Dataset items
################
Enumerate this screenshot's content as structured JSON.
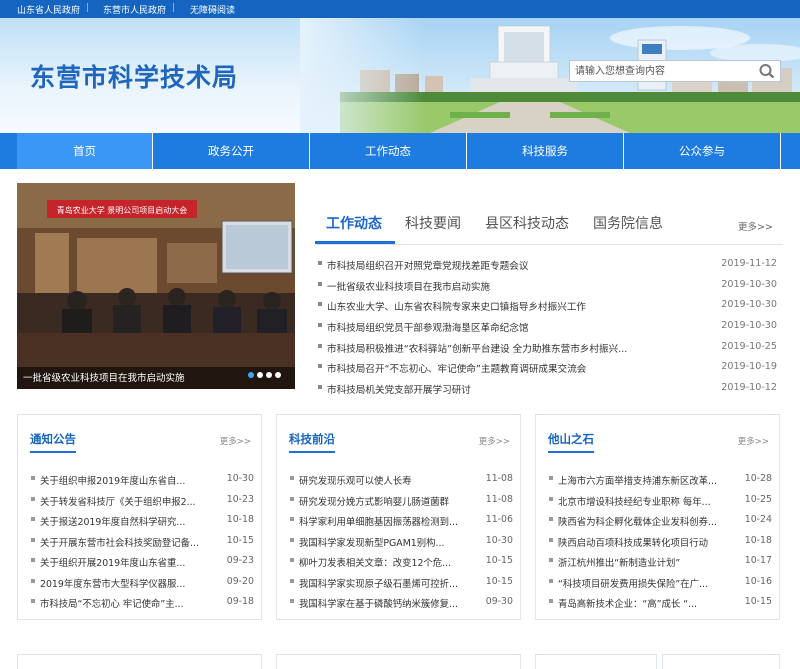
{
  "topbar": {
    "links": [
      "山东省人民政府",
      "东营市人民政府",
      "无障碍阅读"
    ],
    "separator": "|"
  },
  "header": {
    "site_title": "东营市科学技术局",
    "search_placeholder": "请输入您想查询内容"
  },
  "nav": {
    "items": [
      "首页",
      "政务公开",
      "工作动态",
      "科技服务",
      "公众参与"
    ],
    "active_index": 0
  },
  "carousel": {
    "banner_text": "青岛农业大学 景明公司项目启动大会",
    "caption": "一批省级农业科技项目在我市启动实施",
    "dot_count": 4,
    "active_dot": 0
  },
  "news": {
    "tabs": [
      "工作动态",
      "科技要闻",
      "县区科技动态",
      "国务院信息"
    ],
    "active_tab": 0,
    "more": "更多>>",
    "items": [
      {
        "title": "市科技局组织召开对照党章党规找差距专题会议",
        "date": "2019-11-12"
      },
      {
        "title": "一批省级农业科技项目在我市启动实施",
        "date": "2019-10-30"
      },
      {
        "title": "山东农业大学、山东省农科院专家来史口镇指导乡村振兴工作",
        "date": "2019-10-30"
      },
      {
        "title": "市科技局组织党员干部参观渤海垦区革命纪念馆",
        "date": "2019-10-30"
      },
      {
        "title": "市科技局积极推进“农科驿站”创新平台建设 全力助推东营市乡村振兴...",
        "date": "2019-10-25"
      },
      {
        "title": "市科技局召开“不忘初心、牢记使命”主题教育调研成果交流会",
        "date": "2019-10-19"
      },
      {
        "title": "市科技局机关党支部开展学习研讨",
        "date": "2019-10-12"
      }
    ]
  },
  "boxes": [
    {
      "title": "通知公告",
      "more": "更多>>",
      "items": [
        {
          "title": "关于组织申报2019年度山东省自...",
          "date": "10-30"
        },
        {
          "title": "关于转发省科技厅《关于组织申报2...",
          "date": "10-23"
        },
        {
          "title": "关于报送2019年度自然科学研究...",
          "date": "10-18"
        },
        {
          "title": "关于开展东营市社会科技奖励登记备...",
          "date": "10-15"
        },
        {
          "title": "关于组织开展2019年度山东省重...",
          "date": "09-23"
        },
        {
          "title": "2019年度东营市大型科学仪器服...",
          "date": "09-20"
        },
        {
          "title": "市科技局“不忘初心 牢记使命”主...",
          "date": "09-18"
        }
      ]
    },
    {
      "title": "科技前沿",
      "more": "更多>>",
      "items": [
        {
          "title": "研究发现乐观可以使人长寿",
          "date": "11-08"
        },
        {
          "title": "研究发现分娩方式影响婴儿肠道菌群",
          "date": "11-08"
        },
        {
          "title": "科学家利用单细胞基因振荡器检测到...",
          "date": "11-06"
        },
        {
          "title": "我国科学家发现新型PGAM1别构...",
          "date": "10-30"
        },
        {
          "title": "柳叶刀发表相关文章：改变12个危...",
          "date": "10-15"
        },
        {
          "title": "我国科学家实现原子级石墨烯可控折...",
          "date": "10-15"
        },
        {
          "title": "我国科学家在基于磷酸钙纳米簇修复...",
          "date": "09-30"
        }
      ]
    },
    {
      "title": "他山之石",
      "more": "更多>>",
      "items": [
        {
          "title": "上海市六方面举措支持浦东新区改革...",
          "date": "10-28"
        },
        {
          "title": "北京市增设科技经纪专业职称 每年...",
          "date": "10-25"
        },
        {
          "title": "陕西省为科企孵化载体企业发科创券...",
          "date": "10-24"
        },
        {
          "title": "陕西启动百项科技成果转化项目行动",
          "date": "10-18"
        },
        {
          "title": "浙江杭州推出“新制造业计划”",
          "date": "10-17"
        },
        {
          "title": "“科技项目研发费用损失保险”在广...",
          "date": "10-16"
        },
        {
          "title": "青岛高新技术企业：“高”成长 “...",
          "date": "10-15"
        }
      ]
    }
  ],
  "colors": {
    "brand_blue": "#1e7ce0",
    "title_blue": "#1f66bd",
    "nav_active": "#3a97f5"
  }
}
################
Output all of the entries verbatim, leaving out any images.

__Exercise output__.
Enumerate this screenshot's content as structured JSON.
{
  "topbar": {
    "links": [
      "山东省人民政府",
      "东营市人民政府",
      "无障碍阅读"
    ],
    "separator": "|"
  },
  "header": {
    "site_title": "东营市科学技术局",
    "search_placeholder": "请输入您想查询内容"
  },
  "nav": {
    "items": [
      "首页",
      "政务公开",
      "工作动态",
      "科技服务",
      "公众参与"
    ],
    "active_index": 0
  },
  "carousel": {
    "banner_text": "青岛农业大学 景明公司项目启动大会",
    "caption": "一批省级农业科技项目在我市启动实施",
    "dot_count": 4,
    "active_dot": 0
  },
  "news": {
    "tabs": [
      "工作动态",
      "科技要闻",
      "县区科技动态",
      "国务院信息"
    ],
    "active_tab": 0,
    "more": "更多>>",
    "items": [
      {
        "title": "市科技局组织召开对照党章党规找差距专题会议",
        "date": "2019-11-12"
      },
      {
        "title": "一批省级农业科技项目在我市启动实施",
        "date": "2019-10-30"
      },
      {
        "title": "山东农业大学、山东省农科院专家来史口镇指导乡村振兴工作",
        "date": "2019-10-30"
      },
      {
        "title": "市科技局组织党员干部参观渤海垦区革命纪念馆",
        "date": "2019-10-30"
      },
      {
        "title": "市科技局积极推进“农科驿站”创新平台建设 全力助推东营市乡村振兴...",
        "date": "2019-10-25"
      },
      {
        "title": "市科技局召开“不忘初心、牢记使命”主题教育调研成果交流会",
        "date": "2019-10-19"
      },
      {
        "title": "市科技局机关党支部开展学习研讨",
        "date": "2019-10-12"
      }
    ]
  },
  "boxes": [
    {
      "title": "通知公告",
      "more": "更多>>",
      "items": [
        {
          "title": "关于组织申报2019年度山东省自...",
          "date": "10-30"
        },
        {
          "title": "关于转发省科技厅《关于组织申报2...",
          "date": "10-23"
        },
        {
          "title": "关于报送2019年度自然科学研究...",
          "date": "10-18"
        },
        {
          "title": "关于开展东营市社会科技奖励登记备...",
          "date": "10-15"
        },
        {
          "title": "关于组织开展2019年度山东省重...",
          "date": "09-23"
        },
        {
          "title": "2019年度东营市大型科学仪器服...",
          "date": "09-20"
        },
        {
          "title": "市科技局“不忘初心 牢记使命”主...",
          "date": "09-18"
        }
      ]
    },
    {
      "title": "科技前沿",
      "more": "更多>>",
      "items": [
        {
          "title": "研究发现乐观可以使人长寿",
          "date": "11-08"
        },
        {
          "title": "研究发现分娩方式影响婴儿肠道菌群",
          "date": "11-08"
        },
        {
          "title": "科学家利用单细胞基因振荡器检测到...",
          "date": "11-06"
        },
        {
          "title": "我国科学家发现新型PGAM1别构...",
          "date": "10-30"
        },
        {
          "title": "柳叶刀发表相关文章：改变12个危...",
          "date": "10-15"
        },
        {
          "title": "我国科学家实现原子级石墨烯可控折...",
          "date": "10-15"
        },
        {
          "title": "我国科学家在基于磷酸钙纳米簇修复...",
          "date": "09-30"
        }
      ]
    },
    {
      "title": "他山之石",
      "more": "更多>>",
      "items": [
        {
          "title": "上海市六方面举措支持浦东新区改革...",
          "date": "10-28"
        },
        {
          "title": "北京市增设科技经纪专业职称 每年...",
          "date": "10-25"
        },
        {
          "title": "陕西省为科企孵化载体企业发科创券...",
          "date": "10-24"
        },
        {
          "title": "陕西启动百项科技成果转化项目行动",
          "date": "10-18"
        },
        {
          "title": "浙江杭州推出“新制造业计划”",
          "date": "10-17"
        },
        {
          "title": "“科技项目研发费用损失保险”在广...",
          "date": "10-16"
        },
        {
          "title": "青岛高新技术企业：“高”成长 “...",
          "date": "10-15"
        }
      ]
    }
  ],
  "colors": {
    "brand_blue": "#1e7ce0",
    "title_blue": "#1f66bd",
    "nav_active": "#3a97f5"
  }
}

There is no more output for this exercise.